### Record set
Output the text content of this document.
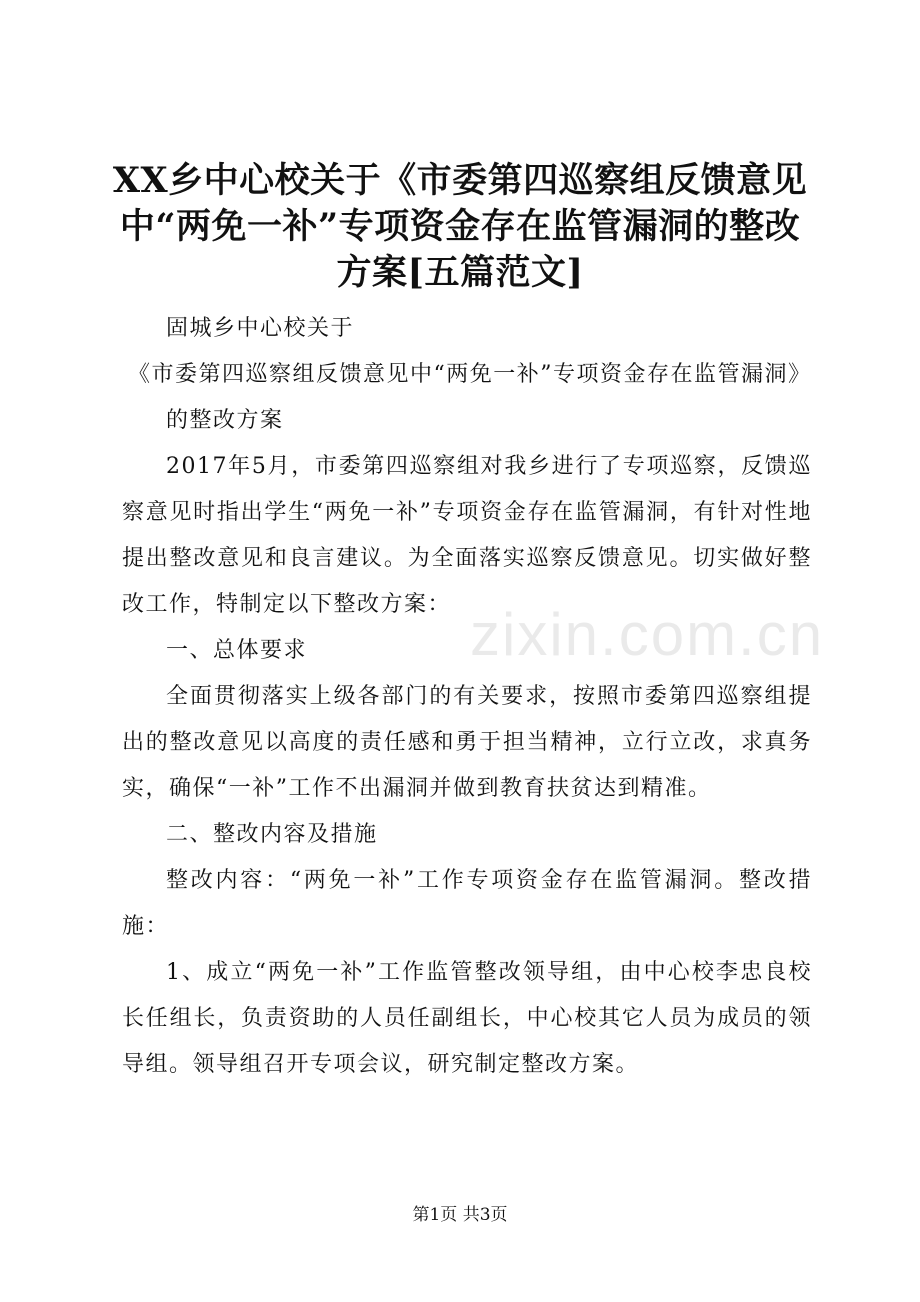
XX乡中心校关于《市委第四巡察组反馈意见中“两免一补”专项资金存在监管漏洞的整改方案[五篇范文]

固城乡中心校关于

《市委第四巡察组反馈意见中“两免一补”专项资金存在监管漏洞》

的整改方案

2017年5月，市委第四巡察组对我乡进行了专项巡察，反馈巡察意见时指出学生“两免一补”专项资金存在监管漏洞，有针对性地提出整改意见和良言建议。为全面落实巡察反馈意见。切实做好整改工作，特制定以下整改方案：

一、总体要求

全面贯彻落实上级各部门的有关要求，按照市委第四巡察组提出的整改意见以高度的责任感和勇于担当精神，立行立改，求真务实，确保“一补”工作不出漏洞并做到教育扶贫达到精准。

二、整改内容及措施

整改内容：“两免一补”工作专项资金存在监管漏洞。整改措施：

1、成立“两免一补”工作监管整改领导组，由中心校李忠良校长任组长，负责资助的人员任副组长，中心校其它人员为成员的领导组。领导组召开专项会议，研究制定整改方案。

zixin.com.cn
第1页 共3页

* * *

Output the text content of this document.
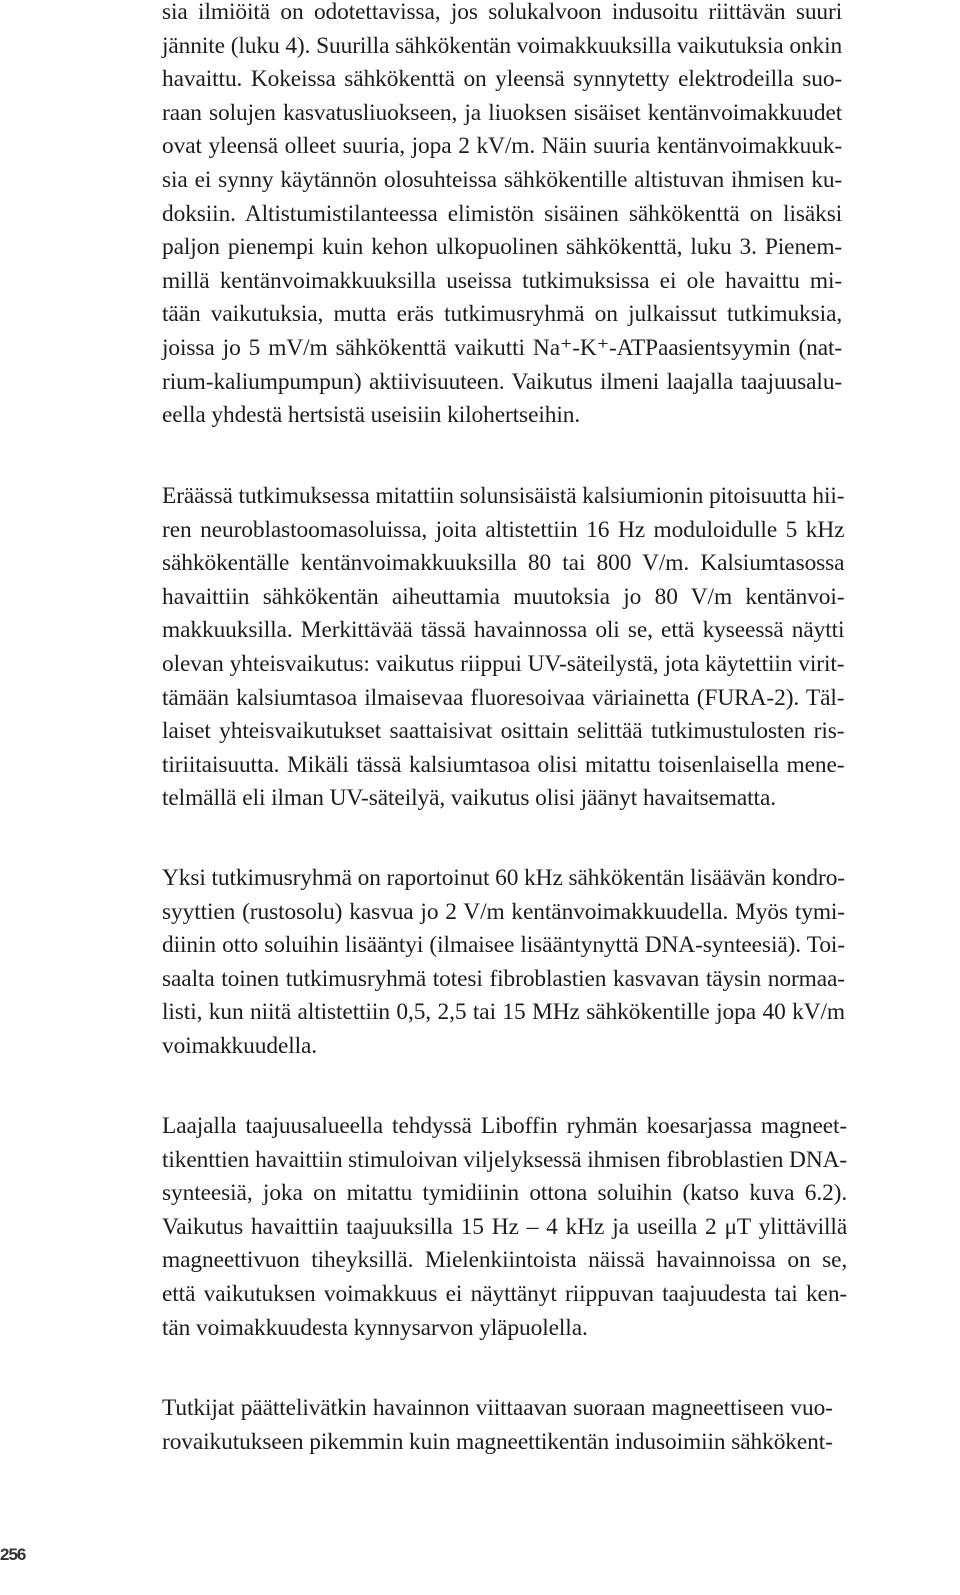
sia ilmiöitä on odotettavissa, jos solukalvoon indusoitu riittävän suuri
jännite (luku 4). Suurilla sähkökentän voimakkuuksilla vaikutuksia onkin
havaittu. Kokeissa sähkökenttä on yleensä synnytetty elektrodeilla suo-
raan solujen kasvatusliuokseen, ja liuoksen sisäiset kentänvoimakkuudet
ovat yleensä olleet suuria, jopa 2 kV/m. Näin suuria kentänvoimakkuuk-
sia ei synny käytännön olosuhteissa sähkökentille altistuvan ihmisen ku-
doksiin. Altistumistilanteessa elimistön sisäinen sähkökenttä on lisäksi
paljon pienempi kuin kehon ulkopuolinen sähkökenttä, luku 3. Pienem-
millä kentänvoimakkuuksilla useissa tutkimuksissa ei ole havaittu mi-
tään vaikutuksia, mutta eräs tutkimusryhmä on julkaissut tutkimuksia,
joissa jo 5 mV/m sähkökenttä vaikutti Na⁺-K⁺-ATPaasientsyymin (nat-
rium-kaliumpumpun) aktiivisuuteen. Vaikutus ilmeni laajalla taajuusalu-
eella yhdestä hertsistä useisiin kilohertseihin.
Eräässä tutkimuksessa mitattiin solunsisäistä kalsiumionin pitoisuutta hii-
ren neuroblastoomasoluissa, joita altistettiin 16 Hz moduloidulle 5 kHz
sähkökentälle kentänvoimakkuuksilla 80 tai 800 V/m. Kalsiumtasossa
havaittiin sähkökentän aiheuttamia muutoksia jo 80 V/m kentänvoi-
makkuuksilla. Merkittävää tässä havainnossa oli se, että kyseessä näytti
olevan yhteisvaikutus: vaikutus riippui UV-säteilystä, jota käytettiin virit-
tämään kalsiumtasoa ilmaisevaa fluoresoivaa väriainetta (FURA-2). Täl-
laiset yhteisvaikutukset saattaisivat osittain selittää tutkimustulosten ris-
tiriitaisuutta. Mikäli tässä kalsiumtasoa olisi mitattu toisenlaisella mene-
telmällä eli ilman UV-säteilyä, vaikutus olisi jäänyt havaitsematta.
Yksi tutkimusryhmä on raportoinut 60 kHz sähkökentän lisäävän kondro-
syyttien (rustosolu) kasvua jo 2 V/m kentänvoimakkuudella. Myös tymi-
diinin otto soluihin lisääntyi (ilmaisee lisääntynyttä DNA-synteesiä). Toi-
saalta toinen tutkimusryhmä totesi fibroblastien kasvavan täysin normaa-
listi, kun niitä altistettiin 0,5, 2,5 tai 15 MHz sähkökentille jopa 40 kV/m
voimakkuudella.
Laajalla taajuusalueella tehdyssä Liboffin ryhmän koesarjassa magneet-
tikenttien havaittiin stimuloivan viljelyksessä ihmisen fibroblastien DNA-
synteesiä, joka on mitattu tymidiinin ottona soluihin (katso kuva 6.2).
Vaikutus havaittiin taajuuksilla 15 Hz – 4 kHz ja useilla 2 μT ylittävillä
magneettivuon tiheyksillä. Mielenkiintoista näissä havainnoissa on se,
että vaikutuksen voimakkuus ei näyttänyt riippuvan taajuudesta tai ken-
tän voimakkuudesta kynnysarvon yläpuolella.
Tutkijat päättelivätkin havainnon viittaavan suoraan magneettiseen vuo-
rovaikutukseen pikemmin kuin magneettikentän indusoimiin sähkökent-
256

### Objective
Copy out the lines in which the string "jopa" appears.

### Exercise answer
ovat yleensä olleet suuria, jopa 2 kV/m. Näin suuria kentänvoimakkuuk-
listi, kun niitä altistettiin 0,5, 2,5 tai 15 MHz sähkökentille jopa 40 kV/m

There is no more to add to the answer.